═════ RECORDS SHOWN
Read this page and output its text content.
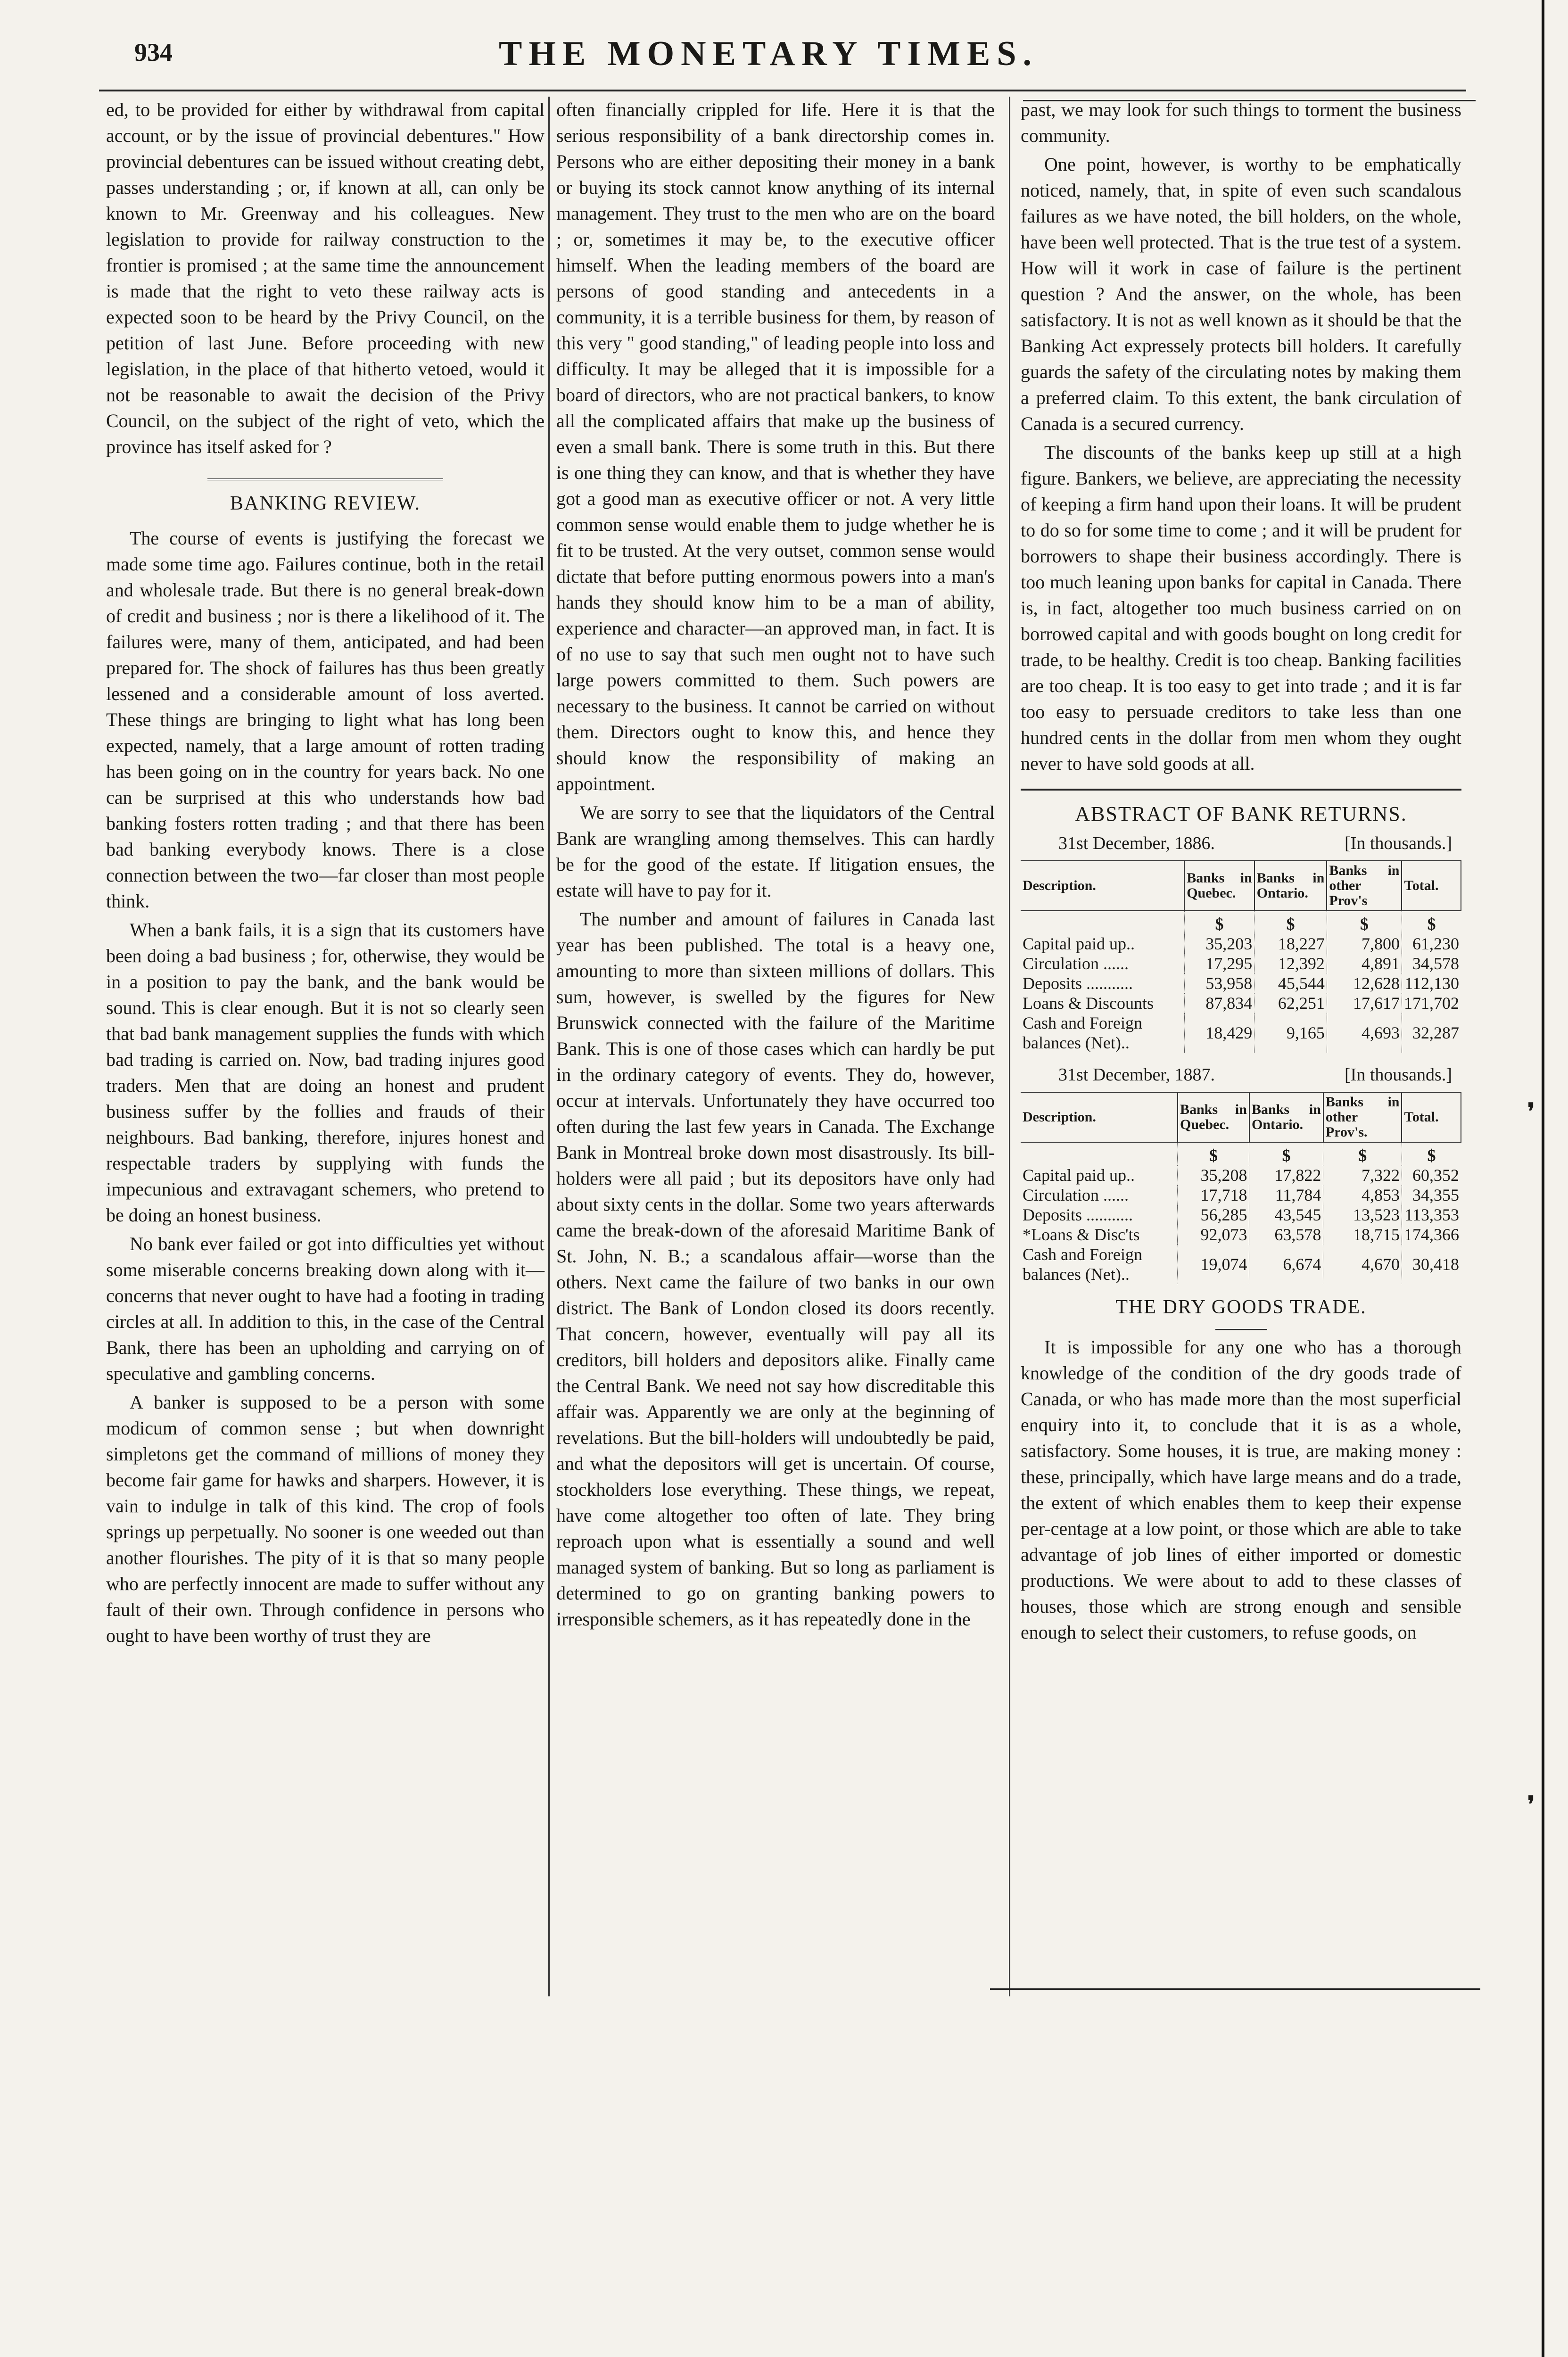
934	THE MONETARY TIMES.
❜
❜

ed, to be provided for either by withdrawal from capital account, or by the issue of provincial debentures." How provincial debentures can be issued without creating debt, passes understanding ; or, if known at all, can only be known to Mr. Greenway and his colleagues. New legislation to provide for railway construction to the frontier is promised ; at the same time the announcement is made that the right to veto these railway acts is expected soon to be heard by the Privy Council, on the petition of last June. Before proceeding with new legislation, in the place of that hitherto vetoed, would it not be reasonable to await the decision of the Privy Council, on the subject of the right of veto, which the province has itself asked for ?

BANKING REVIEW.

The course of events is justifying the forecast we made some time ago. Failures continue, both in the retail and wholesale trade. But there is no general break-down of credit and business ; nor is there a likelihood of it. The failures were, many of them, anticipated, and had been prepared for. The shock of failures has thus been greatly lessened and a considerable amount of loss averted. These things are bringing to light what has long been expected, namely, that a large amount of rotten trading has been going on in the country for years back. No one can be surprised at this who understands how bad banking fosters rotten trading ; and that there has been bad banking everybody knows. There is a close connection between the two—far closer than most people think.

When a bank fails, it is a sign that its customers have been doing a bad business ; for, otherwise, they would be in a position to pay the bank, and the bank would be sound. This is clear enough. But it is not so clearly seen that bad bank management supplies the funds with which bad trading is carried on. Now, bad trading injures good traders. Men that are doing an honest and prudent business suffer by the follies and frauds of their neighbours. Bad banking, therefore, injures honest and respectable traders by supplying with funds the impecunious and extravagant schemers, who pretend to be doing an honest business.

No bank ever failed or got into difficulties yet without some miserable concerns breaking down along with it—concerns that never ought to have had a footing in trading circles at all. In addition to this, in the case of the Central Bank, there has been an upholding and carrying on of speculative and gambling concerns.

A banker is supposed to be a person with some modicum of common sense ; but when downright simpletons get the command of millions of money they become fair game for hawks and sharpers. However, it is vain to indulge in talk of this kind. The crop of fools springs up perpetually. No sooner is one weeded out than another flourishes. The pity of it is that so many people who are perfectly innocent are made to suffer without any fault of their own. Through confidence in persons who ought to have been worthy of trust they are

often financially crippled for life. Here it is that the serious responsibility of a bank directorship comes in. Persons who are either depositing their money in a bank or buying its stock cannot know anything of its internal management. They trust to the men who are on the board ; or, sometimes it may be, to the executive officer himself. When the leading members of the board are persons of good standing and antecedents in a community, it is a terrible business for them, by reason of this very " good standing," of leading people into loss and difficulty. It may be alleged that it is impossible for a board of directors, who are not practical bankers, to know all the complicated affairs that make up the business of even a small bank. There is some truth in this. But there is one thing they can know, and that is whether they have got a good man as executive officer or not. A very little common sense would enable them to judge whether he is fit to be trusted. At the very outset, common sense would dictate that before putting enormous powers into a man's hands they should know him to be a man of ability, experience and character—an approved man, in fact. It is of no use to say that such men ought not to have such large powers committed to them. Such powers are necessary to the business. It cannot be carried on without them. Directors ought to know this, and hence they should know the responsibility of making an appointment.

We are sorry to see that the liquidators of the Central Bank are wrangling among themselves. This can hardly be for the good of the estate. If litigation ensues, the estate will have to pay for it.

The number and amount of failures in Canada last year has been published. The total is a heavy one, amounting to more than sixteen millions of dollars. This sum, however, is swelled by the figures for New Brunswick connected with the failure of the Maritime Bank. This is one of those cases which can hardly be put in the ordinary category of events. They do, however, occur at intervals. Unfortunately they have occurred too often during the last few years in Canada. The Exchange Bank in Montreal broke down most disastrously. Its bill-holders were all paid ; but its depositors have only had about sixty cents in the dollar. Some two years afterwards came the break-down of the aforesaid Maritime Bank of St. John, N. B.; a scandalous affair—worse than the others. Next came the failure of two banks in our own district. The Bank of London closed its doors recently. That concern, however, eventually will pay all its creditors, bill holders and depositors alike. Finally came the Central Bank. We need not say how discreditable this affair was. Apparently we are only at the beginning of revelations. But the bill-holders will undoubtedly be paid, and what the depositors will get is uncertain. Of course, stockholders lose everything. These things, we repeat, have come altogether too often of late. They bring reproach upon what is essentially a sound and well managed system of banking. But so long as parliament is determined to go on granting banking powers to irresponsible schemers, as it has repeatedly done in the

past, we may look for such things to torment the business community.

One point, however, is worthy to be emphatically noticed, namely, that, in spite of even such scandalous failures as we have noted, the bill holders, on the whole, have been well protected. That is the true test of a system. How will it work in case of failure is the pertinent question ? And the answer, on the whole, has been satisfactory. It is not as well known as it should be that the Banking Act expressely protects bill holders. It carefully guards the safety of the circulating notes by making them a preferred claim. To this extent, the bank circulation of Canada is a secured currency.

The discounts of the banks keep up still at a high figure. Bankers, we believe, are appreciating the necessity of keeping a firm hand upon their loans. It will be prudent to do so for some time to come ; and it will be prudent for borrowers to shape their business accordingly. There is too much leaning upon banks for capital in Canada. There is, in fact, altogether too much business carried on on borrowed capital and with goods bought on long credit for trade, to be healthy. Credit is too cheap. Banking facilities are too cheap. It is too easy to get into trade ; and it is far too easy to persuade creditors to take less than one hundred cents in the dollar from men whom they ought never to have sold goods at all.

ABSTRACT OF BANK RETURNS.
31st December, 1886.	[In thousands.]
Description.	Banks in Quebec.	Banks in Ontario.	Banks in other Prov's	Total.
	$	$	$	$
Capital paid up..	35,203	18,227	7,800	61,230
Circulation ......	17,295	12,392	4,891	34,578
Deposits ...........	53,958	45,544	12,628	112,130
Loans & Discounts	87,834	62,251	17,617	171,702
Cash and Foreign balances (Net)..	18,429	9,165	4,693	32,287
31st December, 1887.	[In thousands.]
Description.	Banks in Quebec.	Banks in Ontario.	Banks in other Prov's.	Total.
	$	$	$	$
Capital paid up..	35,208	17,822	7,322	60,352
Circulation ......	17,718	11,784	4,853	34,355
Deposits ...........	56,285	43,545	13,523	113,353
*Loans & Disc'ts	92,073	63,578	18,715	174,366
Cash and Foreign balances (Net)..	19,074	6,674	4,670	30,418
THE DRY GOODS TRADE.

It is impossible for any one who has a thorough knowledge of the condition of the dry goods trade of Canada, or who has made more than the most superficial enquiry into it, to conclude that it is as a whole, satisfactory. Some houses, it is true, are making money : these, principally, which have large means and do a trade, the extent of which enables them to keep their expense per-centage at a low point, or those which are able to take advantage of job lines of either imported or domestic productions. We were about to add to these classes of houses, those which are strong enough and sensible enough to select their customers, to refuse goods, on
══════════
- SET PROBLEM -
Repeat the records above verbatim, with no pictures in the result.

- THE OUTPUT -
Read this page and output its text content.
934	THE MONETARY TIMES.
❜
❜

ed, to be provided for either by withdrawal from capital account, or by the issue of provincial debentures." How provincial debentures can be issued without creating debt, passes understanding ; or, if known at all, can only be known to Mr. Greenway and his colleagues. New legislation to provide for railway construction to the frontier is promised ; at the same time the announcement is made that the right to veto these railway acts is expected soon to be heard by the Privy Council, on the petition of last June. Before proceeding with new legislation, in the place of that hitherto vetoed, would it not be reasonable to await the decision of the Privy Council, on the subject of the right of veto, which the province has itself asked for ?

BANKING REVIEW.

The course of events is justifying the forecast we made some time ago. Failures continue, both in the retail and wholesale trade. But there is no general break-down of credit and business ; nor is there a likelihood of it. The failures were, many of them, anticipated, and had been prepared for. The shock of failures has thus been greatly lessened and a considerable amount of loss averted. These things are bringing to light what has long been expected, namely, that a large amount of rotten trading has been going on in the country for years back. No one can be surprised at this who understands how bad banking fosters rotten trading ; and that there has been bad banking everybody knows. There is a close connection between the two—far closer than most people think.

When a bank fails, it is a sign that its customers have been doing a bad business ; for, otherwise, they would be in a position to pay the bank, and the bank would be sound. This is clear enough. But it is not so clearly seen that bad bank management supplies the funds with which bad trading is carried on. Now, bad trading injures good traders. Men that are doing an honest and prudent business suffer by the follies and frauds of their neighbours. Bad banking, therefore, injures honest and respectable traders by supplying with funds the impecunious and extravagant schemers, who pretend to be doing an honest business.

No bank ever failed or got into difficulties yet without some miserable concerns breaking down along with it—concerns that never ought to have had a footing in trading circles at all. In addition to this, in the case of the Central Bank, there has been an upholding and carrying on of speculative and gambling concerns.

A banker is supposed to be a person with some modicum of common sense ; but when downright simpletons get the command of millions of money they become fair game for hawks and sharpers. However, it is vain to indulge in talk of this kind. The crop of fools springs up perpetually. No sooner is one weeded out than another flourishes. The pity of it is that so many people who are perfectly innocent are made to suffer without any fault of their own. Through confidence in persons who ought to have been worthy of trust they are

often financially crippled for life. Here it is that the serious responsibility of a bank directorship comes in. Persons who are either depositing their money in a bank or buying its stock cannot know anything of its internal management. They trust to the men who are on the board ; or, sometimes it may be, to the executive officer himself. When the leading members of the board are persons of good standing and antecedents in a community, it is a terrible business for them, by reason of this very " good standing," of leading people into loss and difficulty. It may be alleged that it is impossible for a board of directors, who are not practical bankers, to know all the complicated affairs that make up the business of even a small bank. There is some truth in this. But there is one thing they can know, and that is whether they have got a good man as executive officer or not. A very little common sense would enable them to judge whether he is fit to be trusted. At the very outset, common sense would dictate that before putting enormous powers into a man's hands they should know him to be a man of ability, experience and character—an approved man, in fact. It is of no use to say that such men ought not to have such large powers committed to them. Such powers are necessary to the business. It cannot be carried on without them. Directors ought to know this, and hence they should know the responsibility of making an appointment.

We are sorry to see that the liquidators of the Central Bank are wrangling among themselves. This can hardly be for the good of the estate. If litigation ensues, the estate will have to pay for it.

The number and amount of failures in Canada last year has been published. The total is a heavy one, amounting to more than sixteen millions of dollars. This sum, however, is swelled by the figures for New Brunswick connected with the failure of the Maritime Bank. This is one of those cases which can hardly be put in the ordinary category of events. They do, however, occur at intervals. Unfortunately they have occurred too often during the last few years in Canada. The Exchange Bank in Montreal broke down most disastrously. Its bill-holders were all paid ; but its depositors have only had about sixty cents in the dollar. Some two years afterwards came the break-down of the aforesaid Maritime Bank of St. John, N. B.; a scandalous affair—worse than the others. Next came the failure of two banks in our own district. The Bank of London closed its doors recently. That concern, however, eventually will pay all its creditors, bill holders and depositors alike. Finally came the Central Bank. We need not say how discreditable this affair was. Apparently we are only at the beginning of revelations. But the bill-holders will undoubtedly be paid, and what the depositors will get is uncertain. Of course, stockholders lose everything. These things, we repeat, have come altogether too often of late. They bring reproach upon what is essentially a sound and well managed system of banking. But so long as parliament is determined to go on granting banking powers to irresponsible schemers, as it has repeatedly done in the

past, we may look for such things to torment the business community.

One point, however, is worthy to be emphatically noticed, namely, that, in spite of even such scandalous failures as we have noted, the bill holders, on the whole, have been well protected. That is the true test of a system. How will it work in case of failure is the pertinent question ? And the answer, on the whole, has been satisfactory. It is not as well known as it should be that the Banking Act expressely protects bill holders. It carefully guards the safety of the circulating notes by making them a preferred claim. To this extent, the bank circulation of Canada is a secured currency.

The discounts of the banks keep up still at a high figure. Bankers, we believe, are appreciating the necessity of keeping a firm hand upon their loans. It will be prudent to do so for some time to come ; and it will be prudent for borrowers to shape their business accordingly. There is too much leaning upon banks for capital in Canada. There is, in fact, altogether too much business carried on on borrowed capital and with goods bought on long credit for trade, to be healthy. Credit is too cheap. Banking facilities are too cheap. It is too easy to get into trade ; and it is far too easy to persuade creditors to take less than one hundred cents in the dollar from men whom they ought never to have sold goods at all.

ABSTRACT OF BANK RETURNS.
31st December, 1886.	[In thousands.]
Description.	Banks in Quebec.	Banks in Ontario.	Banks in other Prov's	Total.
	$	$	$	$
Capital paid up..	35,203	18,227	7,800	61,230
Circulation ......	17,295	12,392	4,891	34,578
Deposits ...........	53,958	45,544	12,628	112,130
Loans & Discounts	87,834	62,251	17,617	171,702
Cash and Foreign balances (Net)..	18,429	9,165	4,693	32,287
31st December, 1887.	[In thousands.]
Description.	Banks in Quebec.	Banks in Ontario.	Banks in other Prov's.	Total.
	$	$	$	$
Capital paid up..	35,208	17,822	7,322	60,352
Circulation ......	17,718	11,784	4,853	34,355
Deposits ...........	56,285	43,545	13,523	113,353
*Loans & Disc'ts	92,073	63,578	18,715	174,366
Cash and Foreign balances (Net)..	19,074	6,674	4,670	30,418
THE DRY GOODS TRADE.

It is impossible for any one who has a thorough knowledge of the condition of the dry goods trade of Canada, or who has made more than the most superficial enquiry into it, to conclude that it is as a whole, satisfactory. Some houses, it is true, are making money : these, principally, which have large means and do a trade, the extent of which enables them to keep their expense per-centage at a low point, or those which are able to take advantage of job lines of either imported or domestic productions. We were about to add to these classes of houses, those which are strong enough and sensible enough to select their customers, to refuse goods, on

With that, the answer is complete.